Your task ▸
Reproduce the entries in full, with no changes.

Supplied information ▸

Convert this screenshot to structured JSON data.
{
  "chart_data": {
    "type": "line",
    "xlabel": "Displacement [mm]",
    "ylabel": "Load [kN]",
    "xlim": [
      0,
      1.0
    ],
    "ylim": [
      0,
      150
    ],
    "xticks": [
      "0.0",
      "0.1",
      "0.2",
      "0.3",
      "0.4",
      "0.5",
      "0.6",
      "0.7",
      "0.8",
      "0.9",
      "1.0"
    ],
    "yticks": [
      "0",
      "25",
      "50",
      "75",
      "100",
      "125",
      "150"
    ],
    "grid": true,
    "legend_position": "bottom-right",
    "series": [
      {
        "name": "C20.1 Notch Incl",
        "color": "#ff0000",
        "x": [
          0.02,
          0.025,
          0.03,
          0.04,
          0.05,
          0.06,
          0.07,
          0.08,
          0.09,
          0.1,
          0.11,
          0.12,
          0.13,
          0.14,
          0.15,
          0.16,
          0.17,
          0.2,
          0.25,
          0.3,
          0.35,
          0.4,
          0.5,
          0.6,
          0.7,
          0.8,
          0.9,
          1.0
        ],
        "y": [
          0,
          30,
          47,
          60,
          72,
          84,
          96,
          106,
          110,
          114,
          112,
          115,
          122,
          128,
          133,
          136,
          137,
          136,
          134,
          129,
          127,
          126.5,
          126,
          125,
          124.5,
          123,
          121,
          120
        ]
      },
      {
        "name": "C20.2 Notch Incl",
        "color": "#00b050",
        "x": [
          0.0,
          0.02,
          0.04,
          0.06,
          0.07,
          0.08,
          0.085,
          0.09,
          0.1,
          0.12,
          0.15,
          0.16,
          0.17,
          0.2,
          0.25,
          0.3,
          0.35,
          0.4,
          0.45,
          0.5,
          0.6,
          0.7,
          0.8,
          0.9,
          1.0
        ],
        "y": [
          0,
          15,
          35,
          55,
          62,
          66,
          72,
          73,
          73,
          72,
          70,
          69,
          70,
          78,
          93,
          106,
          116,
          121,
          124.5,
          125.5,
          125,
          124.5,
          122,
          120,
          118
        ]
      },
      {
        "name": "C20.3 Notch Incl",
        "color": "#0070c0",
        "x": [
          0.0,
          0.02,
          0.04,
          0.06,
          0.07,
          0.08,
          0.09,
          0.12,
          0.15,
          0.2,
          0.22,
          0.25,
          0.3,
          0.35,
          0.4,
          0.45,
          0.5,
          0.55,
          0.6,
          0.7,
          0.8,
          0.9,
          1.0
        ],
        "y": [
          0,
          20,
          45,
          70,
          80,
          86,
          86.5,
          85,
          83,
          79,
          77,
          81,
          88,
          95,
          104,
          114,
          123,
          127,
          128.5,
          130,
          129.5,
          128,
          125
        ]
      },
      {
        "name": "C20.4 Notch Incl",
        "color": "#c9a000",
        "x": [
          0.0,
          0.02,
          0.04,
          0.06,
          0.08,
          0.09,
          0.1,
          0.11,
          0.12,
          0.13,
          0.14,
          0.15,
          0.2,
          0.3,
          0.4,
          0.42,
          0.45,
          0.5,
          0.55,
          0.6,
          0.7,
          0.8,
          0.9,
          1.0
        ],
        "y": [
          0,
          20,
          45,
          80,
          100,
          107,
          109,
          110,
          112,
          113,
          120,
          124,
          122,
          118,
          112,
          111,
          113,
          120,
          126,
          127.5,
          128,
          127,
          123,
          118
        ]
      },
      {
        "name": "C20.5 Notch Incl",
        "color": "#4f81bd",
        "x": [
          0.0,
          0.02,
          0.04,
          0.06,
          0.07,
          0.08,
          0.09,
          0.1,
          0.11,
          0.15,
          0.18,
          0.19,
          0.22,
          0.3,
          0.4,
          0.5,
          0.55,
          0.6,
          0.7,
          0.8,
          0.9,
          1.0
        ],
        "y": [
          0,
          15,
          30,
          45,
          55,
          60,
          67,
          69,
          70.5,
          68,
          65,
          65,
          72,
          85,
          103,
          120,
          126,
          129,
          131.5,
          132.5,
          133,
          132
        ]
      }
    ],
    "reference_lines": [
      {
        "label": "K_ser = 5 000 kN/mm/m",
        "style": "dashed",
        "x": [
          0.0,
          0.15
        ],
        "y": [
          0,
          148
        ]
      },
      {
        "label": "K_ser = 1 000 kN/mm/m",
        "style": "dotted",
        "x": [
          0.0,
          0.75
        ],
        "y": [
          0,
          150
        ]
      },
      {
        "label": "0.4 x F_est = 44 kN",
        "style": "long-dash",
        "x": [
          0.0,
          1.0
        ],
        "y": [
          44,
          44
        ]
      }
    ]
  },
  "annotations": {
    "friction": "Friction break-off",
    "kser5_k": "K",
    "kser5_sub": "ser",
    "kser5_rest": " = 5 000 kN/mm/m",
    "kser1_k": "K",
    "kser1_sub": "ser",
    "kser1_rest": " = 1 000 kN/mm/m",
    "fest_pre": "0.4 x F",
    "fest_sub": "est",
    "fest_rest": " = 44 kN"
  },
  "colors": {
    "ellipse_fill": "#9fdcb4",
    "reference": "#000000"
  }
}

Full solution ▸
Convert this screenshot to structured JSON data.
{
  "chart_data": {
    "type": "line",
    "xlabel": "Displacement [mm]",
    "ylabel": "Load [kN]",
    "xlim": [
      0,
      1.0
    ],
    "ylim": [
      0,
      150
    ],
    "xticks": [
      "0.0",
      "0.1",
      "0.2",
      "0.3",
      "0.4",
      "0.5",
      "0.6",
      "0.7",
      "0.8",
      "0.9",
      "1.0"
    ],
    "yticks": [
      "0",
      "25",
      "50",
      "75",
      "100",
      "125",
      "150"
    ],
    "grid": true,
    "legend_position": "bottom-right",
    "series": [
      {
        "name": "C20.1 Notch Incl",
        "color": "#ff0000",
        "x": [
          0.02,
          0.025,
          0.03,
          0.04,
          0.05,
          0.06,
          0.07,
          0.08,
          0.09,
          0.1,
          0.11,
          0.12,
          0.13,
          0.14,
          0.15,
          0.16,
          0.17,
          0.2,
          0.25,
          0.3,
          0.35,
          0.4,
          0.5,
          0.6,
          0.7,
          0.8,
          0.9,
          1.0
        ],
        "y": [
          0,
          30,
          47,
          60,
          72,
          84,
          96,
          106,
          110,
          114,
          112,
          115,
          122,
          128,
          133,
          136,
          137,
          136,
          134,
          129,
          127,
          126.5,
          126,
          125,
          124.5,
          123,
          121,
          120
        ]
      },
      {
        "name": "C20.2 Notch Incl",
        "color": "#00b050",
        "x": [
          0.0,
          0.02,
          0.04,
          0.06,
          0.07,
          0.08,
          0.085,
          0.09,
          0.1,
          0.12,
          0.15,
          0.16,
          0.17,
          0.2,
          0.25,
          0.3,
          0.35,
          0.4,
          0.45,
          0.5,
          0.6,
          0.7,
          0.8,
          0.9,
          1.0
        ],
        "y": [
          0,
          15,
          35,
          55,
          62,
          66,
          72,
          73,
          73,
          72,
          70,
          69,
          70,
          78,
          93,
          106,
          116,
          121,
          124.5,
          125.5,
          125,
          124.5,
          122,
          120,
          118
        ]
      },
      {
        "name": "C20.3 Notch Incl",
        "color": "#0070c0",
        "x": [
          0.0,
          0.02,
          0.04,
          0.06,
          0.07,
          0.08,
          0.09,
          0.12,
          0.15,
          0.2,
          0.22,
          0.25,
          0.3,
          0.35,
          0.4,
          0.45,
          0.5,
          0.55,
          0.6,
          0.7,
          0.8,
          0.9,
          1.0
        ],
        "y": [
          0,
          20,
          45,
          70,
          80,
          86,
          86.5,
          85,
          83,
          79,
          77,
          81,
          88,
          95,
          104,
          114,
          123,
          127,
          128.5,
          130,
          129.5,
          128,
          125
        ]
      },
      {
        "name": "C20.4 Notch Incl",
        "color": "#c9a000",
        "x": [
          0.0,
          0.02,
          0.04,
          0.06,
          0.08,
          0.09,
          0.1,
          0.11,
          0.12,
          0.13,
          0.14,
          0.15,
          0.2,
          0.3,
          0.4,
          0.42,
          0.45,
          0.5,
          0.55,
          0.6,
          0.7,
          0.8,
          0.9,
          1.0
        ],
        "y": [
          0,
          20,
          45,
          80,
          100,
          107,
          109,
          110,
          112,
          113,
          120,
          124,
          122,
          118,
          112,
          111,
          113,
          120,
          126,
          127.5,
          128,
          127,
          123,
          118
        ]
      },
      {
        "name": "C20.5 Notch Incl",
        "color": "#4f81bd",
        "x": [
          0.0,
          0.02,
          0.04,
          0.06,
          0.07,
          0.08,
          0.09,
          0.1,
          0.11,
          0.15,
          0.18,
          0.19,
          0.22,
          0.3,
          0.4,
          0.5,
          0.55,
          0.6,
          0.7,
          0.8,
          0.9,
          1.0
        ],
        "y": [
          0,
          15,
          30,
          45,
          55,
          60,
          67,
          69,
          70.5,
          68,
          65,
          65,
          72,
          85,
          103,
          120,
          126,
          129,
          131.5,
          132.5,
          133,
          132
        ]
      }
    ],
    "reference_lines": [
      {
        "label": "K_ser = 5 000 kN/mm/m",
        "style": "dashed",
        "x": [
          0.0,
          0.15
        ],
        "y": [
          0,
          148
        ]
      },
      {
        "label": "K_ser = 1 000 kN/mm/m",
        "style": "dotted",
        "x": [
          0.0,
          0.75
        ],
        "y": [
          0,
          150
        ]
      },
      {
        "label": "0.4 x F_est = 44 kN",
        "style": "long-dash",
        "x": [
          0.0,
          1.0
        ],
        "y": [
          44,
          44
        ]
      }
    ]
  },
  "annotations": {
    "friction": "Friction break-off",
    "kser5_k": "K",
    "kser5_sub": "ser",
    "kser5_rest": " = 5 000 kN/mm/m",
    "kser1_k": "K",
    "kser1_sub": "ser",
    "kser1_rest": " = 1 000 kN/mm/m",
    "fest_pre": "0.4 x F",
    "fest_sub": "est",
    "fest_rest": " = 44 kN"
  },
  "colors": {
    "ellipse_fill": "#9fdcb4",
    "reference": "#000000"
  }
}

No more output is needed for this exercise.